Job: In the records that follow, locate every line with "text" and extract it.

--

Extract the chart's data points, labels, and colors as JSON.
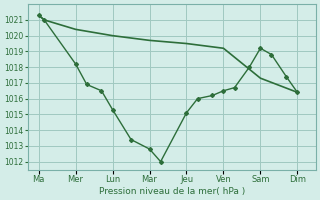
{
  "background_color": "#d4ede8",
  "grid_color": "#a0c8c0",
  "line_color": "#2d6e3a",
  "xlabel": "Pression niveau de la mer( hPa )",
  "ylim": [
    1011.5,
    1022.0
  ],
  "yticks": [
    1012,
    1013,
    1014,
    1015,
    1016,
    1017,
    1018,
    1019,
    1020,
    1021
  ],
  "x_labels": [
    "Ma",
    "Mer",
    "Lun",
    "Mar",
    "Jeu",
    "Ven",
    "Sam",
    "Dim"
  ],
  "x_positions": [
    0,
    1,
    2,
    3,
    4,
    5,
    6,
    7
  ],
  "smooth_line": {
    "x": [
      0,
      0.15,
      1,
      2,
      3,
      4,
      5,
      6,
      7
    ],
    "y": [
      1021.3,
      1021.0,
      1020.4,
      1020.0,
      1019.7,
      1019.5,
      1019.2,
      1017.3,
      1016.4
    ]
  },
  "marker_line": {
    "x": [
      0,
      0.15,
      1,
      1.3,
      1.7,
      2,
      2.5,
      3,
      3.3,
      4,
      4.3,
      4.7,
      5,
      5.3,
      5.7,
      6,
      6.3,
      6.7,
      7
    ],
    "y": [
      1021.3,
      1021.0,
      1018.2,
      1016.9,
      1016.5,
      1015.3,
      1013.4,
      1012.8,
      1012.0,
      1015.1,
      1016.0,
      1016.2,
      1016.5,
      1016.7,
      1018.0,
      1019.2,
      1018.8,
      1017.4,
      1016.4
    ]
  }
}
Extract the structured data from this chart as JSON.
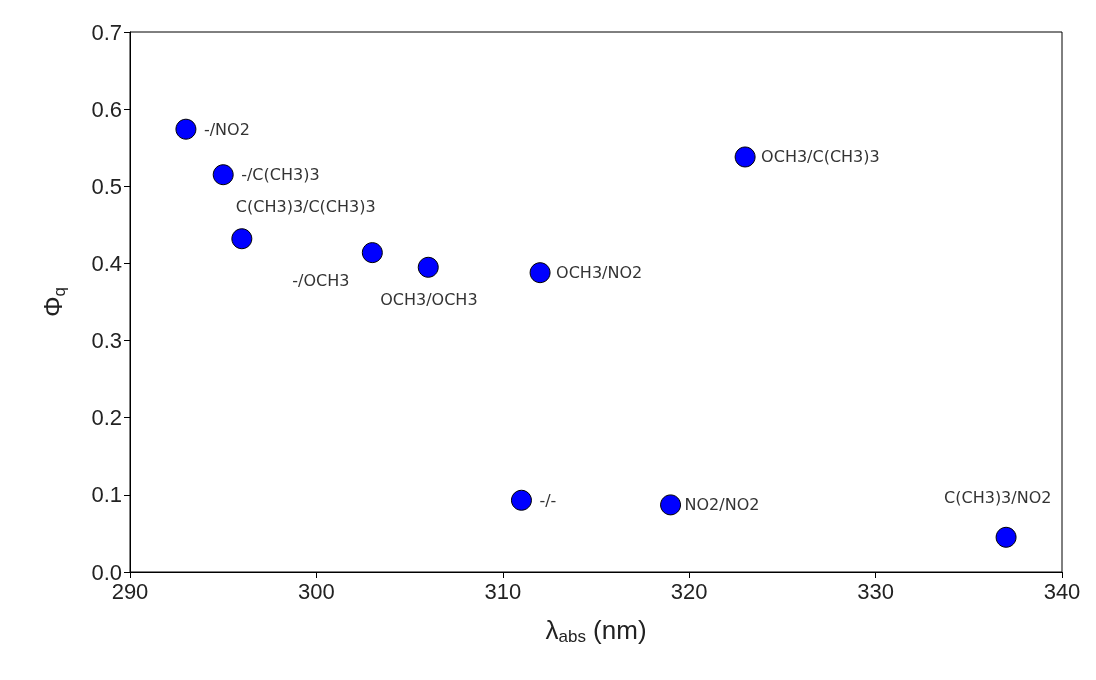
{
  "chart_data": {
    "type": "scatter",
    "xlabel": "λ$_{abs}$ (nm)",
    "ylabel": "Φ$_{q}$",
    "x": [
      293,
      295,
      296,
      303,
      306,
      312,
      323,
      311,
      319,
      337
    ],
    "values": [
      0.574,
      0.515,
      0.432,
      0.414,
      0.395,
      0.388,
      0.538,
      0.093,
      0.087,
      0.045
    ],
    "color": "#0000ff",
    "marker": "circle",
    "xlim": [
      290,
      340
    ],
    "xticks": [
      290,
      300,
      310,
      320,
      330,
      340
    ],
    "ylim": [
      0,
      0.7
    ],
    "yticks": [
      {
        "value": 0,
        "label": "0.0"
      },
      0.1,
      0.2,
      0.3,
      0.4,
      0.5,
      0.6,
      0.7
    ],
    "annotations": [
      {
        "text": "-/NO2",
        "x": 293,
        "y": 0.574
      },
      {
        "text": "-/C(CH3)3",
        "x": 295,
        "y": 0.515
      },
      {
        "text": "C(CH3)3/C(CH3)3",
        "x": 296,
        "y": 0.432
      },
      {
        "text": "-/OCH3",
        "x": 303,
        "y": 0.414
      },
      {
        "text": "OCH3/OCH3",
        "x": 306,
        "y": 0.395
      },
      {
        "text": "OCH3/NO2",
        "x": 312,
        "y": 0.388
      },
      {
        "text": "OCH3/C(CH3)3",
        "x": 323,
        "y": 0.538
      },
      {
        "text": "-/-",
        "x": 311,
        "y": 0.093
      },
      {
        "text": "NO2/NO2",
        "x": 319,
        "y": 0.087
      },
      {
        "text": "C(CH3)3/NO2",
        "x": 337,
        "y": 0.045
      }
    ]
  }
}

--

Written solution:
        "text": "-/NO2",
        "text": "-/C(CH3)3",
        "text": "C(CH3)3/C(CH3)3",
        "text": "-/OCH3",
        "text": "OCH3/OCH3",
        "text": "OCH3/NO2",
        "text": "OCH3/C(CH3)3",
        "text": "-/-",
        "text": "NO2/NO2",
        "text": "C(CH3)3/NO2",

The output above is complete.